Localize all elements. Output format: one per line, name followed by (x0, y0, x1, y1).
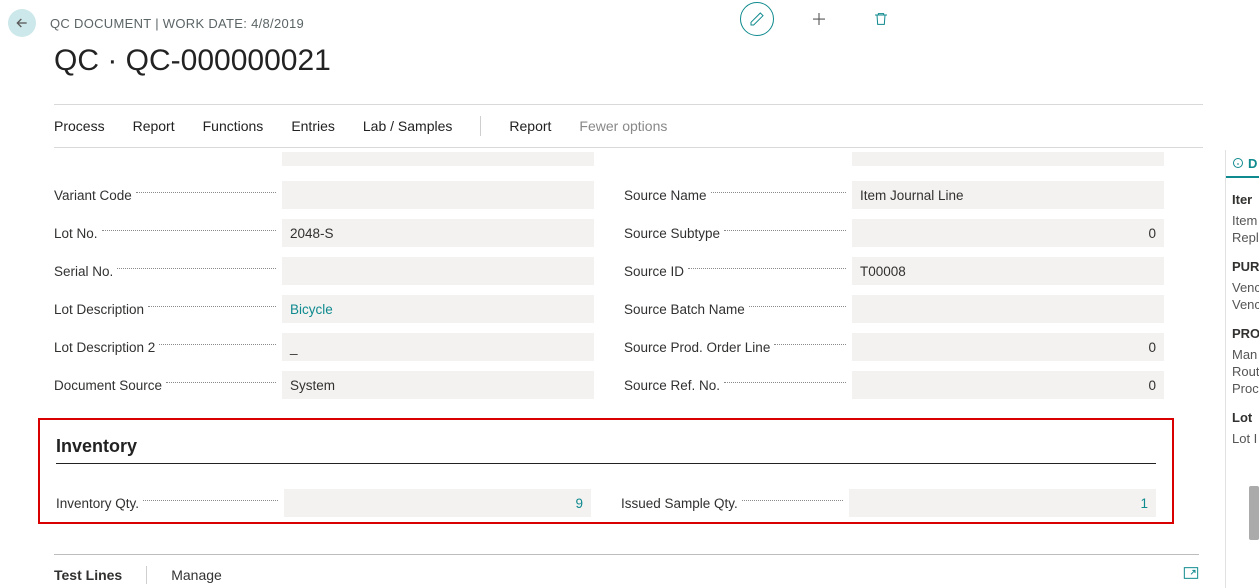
label-document-source: Document Source (54, 378, 162, 393)
field-lot-description[interactable]: Bicycle (282, 295, 594, 323)
field-source-id[interactable]: T00008 (852, 257, 1164, 285)
label-serial-no: Serial No. (54, 264, 113, 279)
label-lot-description-2: Lot Description 2 (54, 340, 155, 355)
label-source-name: Source Name (624, 188, 707, 203)
factbox-routing: Rout (1232, 364, 1259, 379)
scrollbar-thumb[interactable] (1249, 486, 1259, 540)
field-lot-no[interactable]: 2048-S (282, 219, 594, 247)
label-lot-description: Lot Description (54, 302, 144, 317)
new-button[interactable] (802, 2, 836, 36)
factbox-details-tab[interactable]: D (1226, 150, 1259, 178)
label-source-id: Source ID (624, 264, 684, 279)
factbox-purchase-header: PUR (1232, 259, 1259, 274)
field-lot-description-2[interactable]: _ (282, 333, 594, 361)
field-stub (852, 152, 1164, 166)
factbox-item-no: Item (1232, 213, 1259, 228)
label-lot-no: Lot No. (54, 226, 98, 241)
menu-report-2[interactable]: Report (509, 118, 551, 134)
inventory-title: Inventory (56, 436, 1156, 457)
expand-icon (1183, 566, 1199, 580)
label-inventory-qty: Inventory Qty. (56, 496, 139, 511)
fewer-options[interactable]: Fewer options (579, 118, 667, 134)
field-variant-code[interactable] (282, 181, 594, 209)
field-source-subtype[interactable]: 0 (852, 219, 1164, 247)
factbox-vendor-item: Venc (1232, 297, 1259, 312)
testlines-title: Test Lines (54, 567, 122, 583)
field-serial-no[interactable] (282, 257, 594, 285)
menu-functions[interactable]: Functions (203, 118, 264, 134)
testlines-section: Test Lines Manage (54, 554, 1199, 588)
factbox-lot-header: Lot (1232, 410, 1259, 425)
field-source-name[interactable]: Item Journal Line (852, 181, 1164, 209)
factbox-vendor-no: Venc (1232, 280, 1259, 295)
testlines-manage[interactable]: Manage (171, 567, 222, 583)
separator (146, 566, 147, 584)
menu-entries[interactable]: Entries (291, 118, 335, 134)
expand-subgrid-button[interactable] (1183, 566, 1199, 583)
label-issued-sample-qty: Issued Sample Qty. (621, 496, 738, 511)
label-source-subtype: Source Subtype (624, 226, 720, 241)
factbox-replenishment: Repl (1232, 230, 1259, 245)
menu-report[interactable]: Report (133, 118, 175, 134)
plus-icon (810, 10, 828, 28)
label-source-prod-order-line: Source Prod. Order Line (624, 340, 770, 355)
trash-icon (873, 11, 889, 27)
field-document-source[interactable]: System (282, 371, 594, 399)
page-title: QC · QC-000000021 (54, 44, 331, 78)
factbox-prod-bom: Proc (1232, 381, 1259, 396)
label-source-batch-name: Source Batch Name (624, 302, 745, 317)
field-source-batch-name[interactable] (852, 295, 1164, 323)
breadcrumb: QC DOCUMENT | WORK DATE: 4/8/2019 (50, 16, 304, 31)
edit-button[interactable] (740, 2, 774, 36)
factbox-production-header: PRO (1232, 326, 1259, 341)
field-stub (282, 152, 594, 166)
menu-separator (480, 116, 481, 136)
menu-lab-samples[interactable]: Lab / Samples (363, 118, 453, 134)
arrow-left-icon (14, 15, 30, 31)
pencil-icon (749, 11, 765, 27)
inventory-section: Inventory Inventory Qty. 9 Issued Sample… (38, 418, 1174, 524)
field-source-ref-no[interactable]: 0 (852, 371, 1164, 399)
label-variant-code: Variant Code (54, 188, 132, 203)
menu-process[interactable]: Process (54, 118, 105, 134)
label-source-ref-no: Source Ref. No. (624, 378, 720, 393)
factbox-item-header: Iter (1232, 192, 1259, 207)
delete-button[interactable] (864, 2, 898, 36)
info-icon (1232, 157, 1244, 169)
action-menubar: Process Report Functions Entries Lab / S… (54, 104, 1203, 148)
field-inventory-qty[interactable]: 9 (284, 489, 591, 517)
factbox-mfg-policy: Man (1232, 347, 1259, 362)
field-source-prod-order-line[interactable]: 0 (852, 333, 1164, 361)
back-button[interactable] (8, 9, 36, 37)
factbox-lot-no: Lot I (1232, 431, 1259, 446)
field-issued-sample-qty[interactable]: 1 (849, 489, 1156, 517)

···

### 과제 목표
위 목록에서 "label-document-source: Document Source" 문구가 있는 줄부터 "label-serial-no: Serial No." 문구가 있는 줄까지, 양 끝 줄을 포함하여 마크다운 표로 변환하시오. '번호' 열에는 행 번호를, '항목' 열에는 해당 줄을 적고 빈 줄은 제외한다.

### 응답
| 번호 | 항목 |
|---|---|
| 1 | label-document-source: Document Source (54, 378, 162, 393) |
| 2 | field-lot-description[interactable]: Bicycle (282, 295, 594, 323) |
| 3 | field-source-id[interactable]: T00008 (852, 257, 1164, 285) |
| 4 | label-serial-no: Serial No. (54, 264, 113, 279) |